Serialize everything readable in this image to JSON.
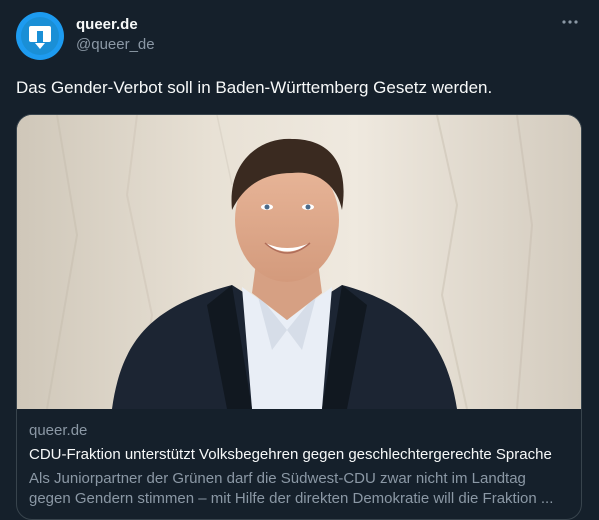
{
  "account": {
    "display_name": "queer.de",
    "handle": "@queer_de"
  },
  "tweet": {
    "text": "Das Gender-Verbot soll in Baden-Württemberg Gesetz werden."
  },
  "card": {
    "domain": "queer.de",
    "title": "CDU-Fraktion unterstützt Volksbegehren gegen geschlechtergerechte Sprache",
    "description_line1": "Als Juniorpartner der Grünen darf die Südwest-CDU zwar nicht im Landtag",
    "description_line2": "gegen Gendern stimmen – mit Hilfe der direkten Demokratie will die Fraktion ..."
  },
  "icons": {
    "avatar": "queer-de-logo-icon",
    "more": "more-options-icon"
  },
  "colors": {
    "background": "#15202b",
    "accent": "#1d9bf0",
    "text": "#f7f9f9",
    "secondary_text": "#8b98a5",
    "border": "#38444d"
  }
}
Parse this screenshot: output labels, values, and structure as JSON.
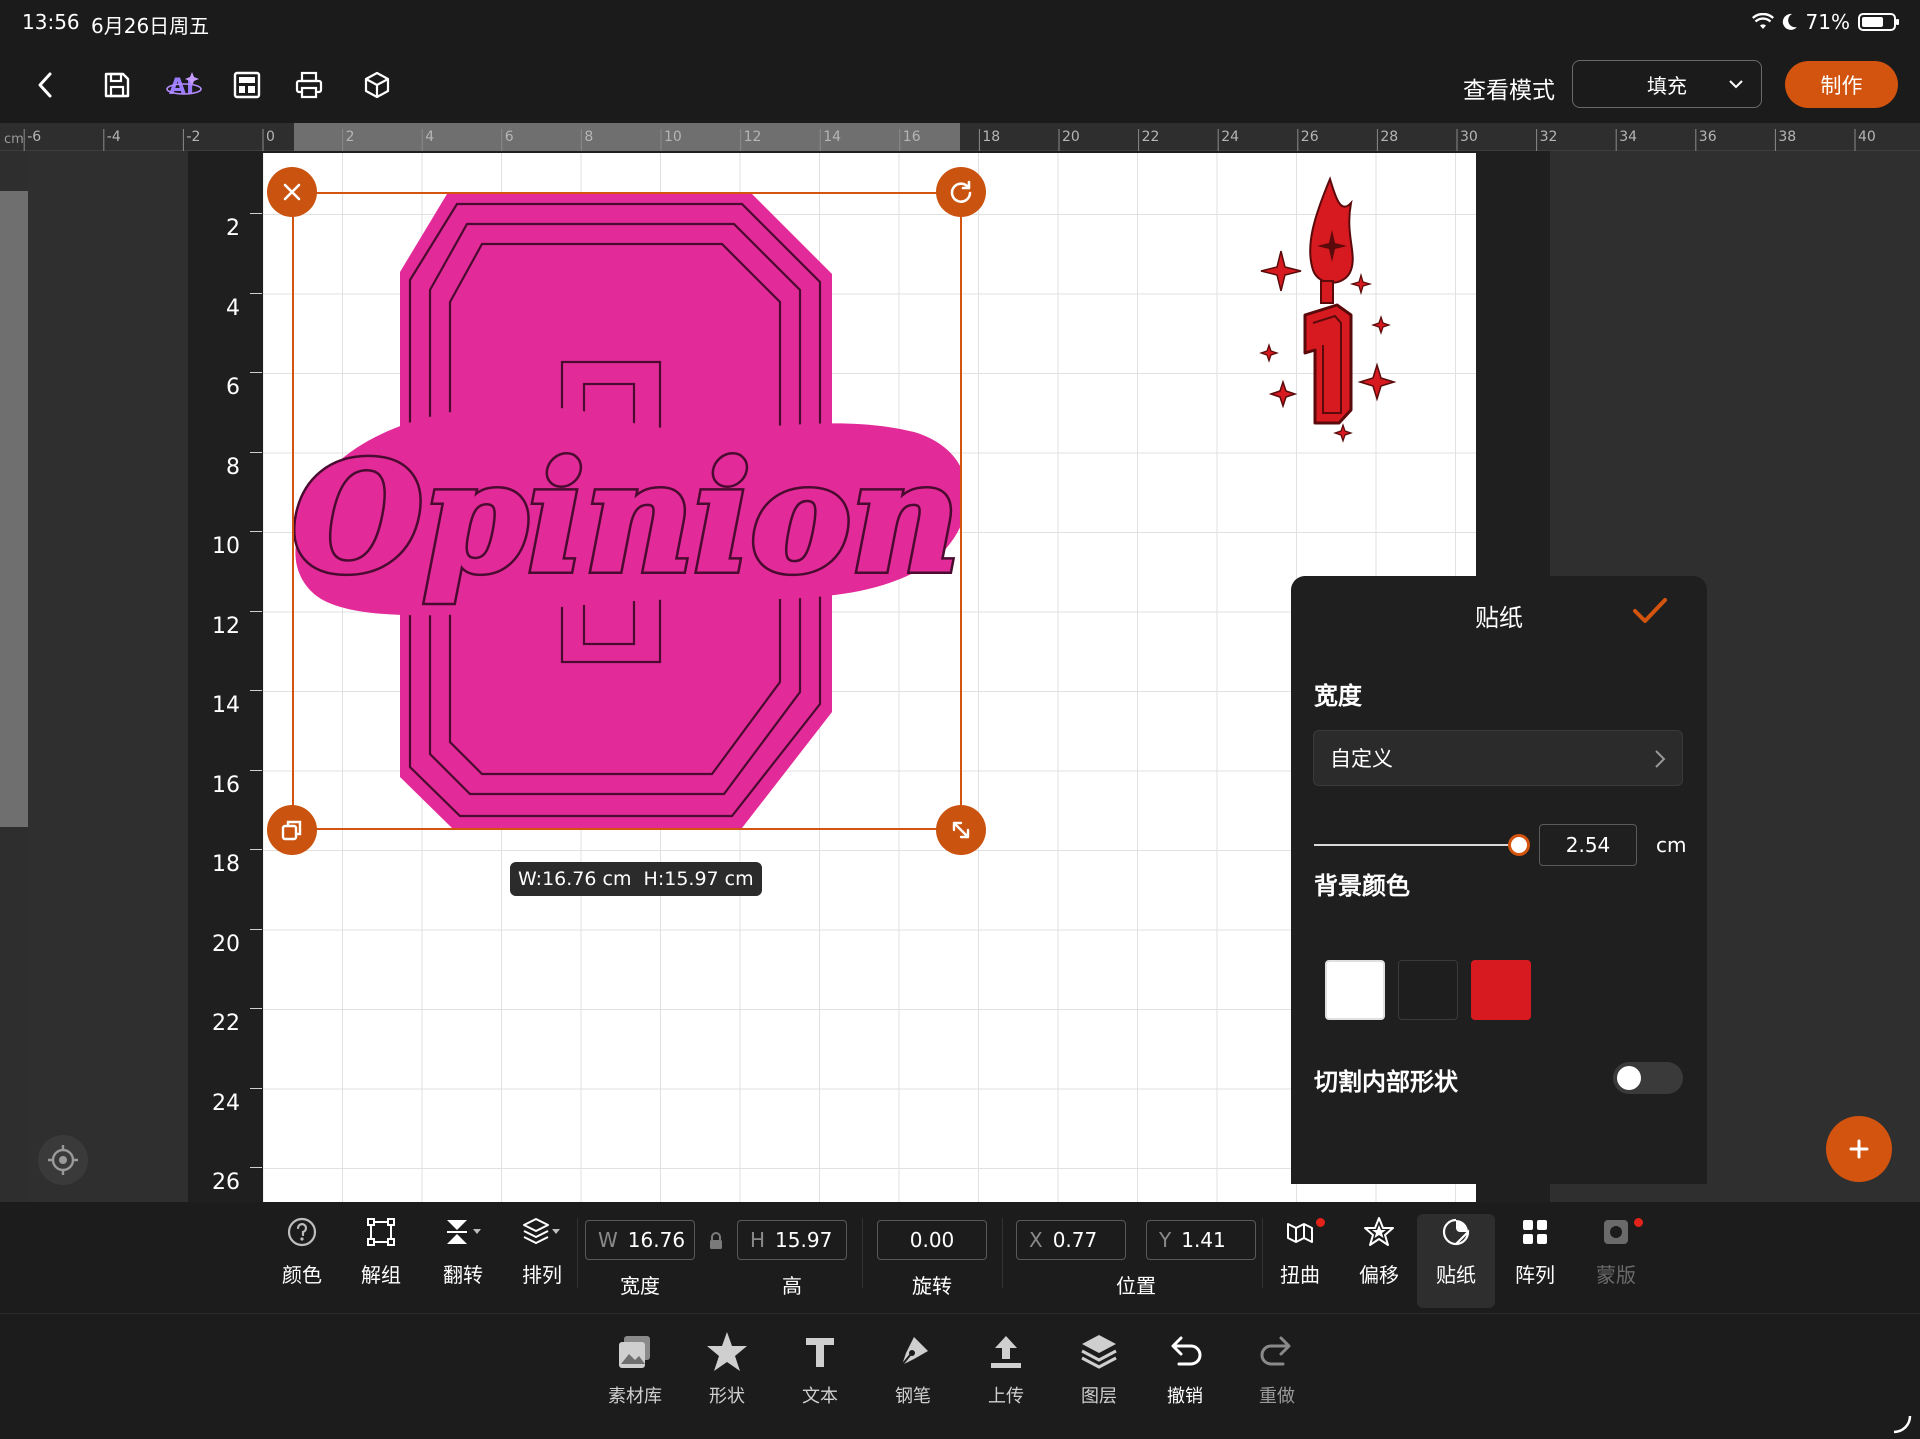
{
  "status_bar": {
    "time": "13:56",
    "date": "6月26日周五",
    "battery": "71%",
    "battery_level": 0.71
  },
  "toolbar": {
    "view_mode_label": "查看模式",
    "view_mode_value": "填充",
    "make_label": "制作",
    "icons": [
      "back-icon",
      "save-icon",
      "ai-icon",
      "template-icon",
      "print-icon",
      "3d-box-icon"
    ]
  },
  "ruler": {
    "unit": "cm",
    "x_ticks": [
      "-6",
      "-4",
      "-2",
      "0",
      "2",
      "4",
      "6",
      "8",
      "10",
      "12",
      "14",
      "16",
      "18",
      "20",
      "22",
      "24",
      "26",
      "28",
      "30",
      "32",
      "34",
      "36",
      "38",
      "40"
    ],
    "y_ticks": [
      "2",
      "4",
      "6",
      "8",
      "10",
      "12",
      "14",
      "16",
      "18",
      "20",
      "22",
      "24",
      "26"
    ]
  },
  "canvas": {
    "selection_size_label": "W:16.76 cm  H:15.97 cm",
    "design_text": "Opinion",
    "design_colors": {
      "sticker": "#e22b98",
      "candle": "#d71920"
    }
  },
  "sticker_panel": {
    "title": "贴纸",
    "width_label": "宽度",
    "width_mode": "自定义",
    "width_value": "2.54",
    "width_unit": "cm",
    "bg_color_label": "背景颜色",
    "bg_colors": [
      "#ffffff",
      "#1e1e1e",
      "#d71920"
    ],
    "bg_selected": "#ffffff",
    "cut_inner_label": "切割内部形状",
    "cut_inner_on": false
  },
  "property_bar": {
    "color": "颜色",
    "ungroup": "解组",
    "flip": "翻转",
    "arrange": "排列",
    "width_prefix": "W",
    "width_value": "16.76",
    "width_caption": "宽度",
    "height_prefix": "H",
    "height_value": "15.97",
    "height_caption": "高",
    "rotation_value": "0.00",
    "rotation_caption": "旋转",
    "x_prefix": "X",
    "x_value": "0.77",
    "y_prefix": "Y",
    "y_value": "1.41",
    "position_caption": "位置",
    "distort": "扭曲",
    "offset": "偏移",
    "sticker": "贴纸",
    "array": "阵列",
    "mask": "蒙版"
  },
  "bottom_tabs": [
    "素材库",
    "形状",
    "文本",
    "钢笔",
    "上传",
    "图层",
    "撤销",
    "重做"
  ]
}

### Set exercise:
Output, exactly, all the records above; include no pictures.

### Written answer:
Serialize everything readable in this image to JSON.
{
  "account": {
    "display_name": "queer.de",
    "handle": "@queer_de"
  },
  "tweet": {
    "text": "Das Gender-Verbot soll in Baden-Württemberg Gesetz werden."
  },
  "card": {
    "domain": "queer.de",
    "title": "CDU-Fraktion unterstützt Volksbegehren gegen geschlechtergerechte Sprache",
    "description_line1": "Als Juniorpartner der Grünen darf die Südwest-CDU zwar nicht im Landtag",
    "description_line2": "gegen Gendern stimmen – mit Hilfe der direkten Demokratie will die Fraktion ..."
  },
  "icons": {
    "avatar": "queer-de-logo-icon",
    "more": "more-options-icon"
  },
  "colors": {
    "background": "#15202b",
    "accent": "#1d9bf0",
    "text": "#f7f9f9",
    "secondary_text": "#8b98a5",
    "border": "#38444d"
  }
}
Parse this screenshot: output labels, values, and structure as JSON.
{
  "status_bar": {
    "time": "13:56",
    "date": "6月26日周五",
    "battery": "71%",
    "battery_level": 0.71
  },
  "toolbar": {
    "view_mode_label": "查看模式",
    "view_mode_value": "填充",
    "make_label": "制作",
    "icons": [
      "back-icon",
      "save-icon",
      "ai-icon",
      "template-icon",
      "print-icon",
      "3d-box-icon"
    ]
  },
  "ruler": {
    "unit": "cm",
    "x_ticks": [
      "-6",
      "-4",
      "-2",
      "0",
      "2",
      "4",
      "6",
      "8",
      "10",
      "12",
      "14",
      "16",
      "18",
      "20",
      "22",
      "24",
      "26",
      "28",
      "30",
      "32",
      "34",
      "36",
      "38",
      "40"
    ],
    "y_ticks": [
      "2",
      "4",
      "6",
      "8",
      "10",
      "12",
      "14",
      "16",
      "18",
      "20",
      "22",
      "24",
      "26"
    ]
  },
  "canvas": {
    "selection_size_label": "W:16.76 cm  H:15.97 cm",
    "design_text": "Opinion",
    "design_colors": {
      "sticker": "#e22b98",
      "candle": "#d71920"
    }
  },
  "sticker_panel": {
    "title": "贴纸",
    "width_label": "宽度",
    "width_mode": "自定义",
    "width_value": "2.54",
    "width_unit": "cm",
    "bg_color_label": "背景颜色",
    "bg_colors": [
      "#ffffff",
      "#1e1e1e",
      "#d71920"
    ],
    "bg_selected": "#ffffff",
    "cut_inner_label": "切割内部形状",
    "cut_inner_on": false
  },
  "property_bar": {
    "color": "颜色",
    "ungroup": "解组",
    "flip": "翻转",
    "arrange": "排列",
    "width_prefix": "W",
    "width_value": "16.76",
    "width_caption": "宽度",
    "height_prefix": "H",
    "height_value": "15.97",
    "height_caption": "高",
    "rotation_value": "0.00",
    "rotation_caption": "旋转",
    "x_prefix": "X",
    "x_value": "0.77",
    "y_prefix": "Y",
    "y_value": "1.41",
    "position_caption": "位置",
    "distort": "扭曲",
    "offset": "偏移",
    "sticker": "贴纸",
    "array": "阵列",
    "mask": "蒙版"
  },
  "bottom_tabs": [
    "素材库",
    "形状",
    "文本",
    "钢笔",
    "上传",
    "图层",
    "撤销",
    "重做"
  ]
}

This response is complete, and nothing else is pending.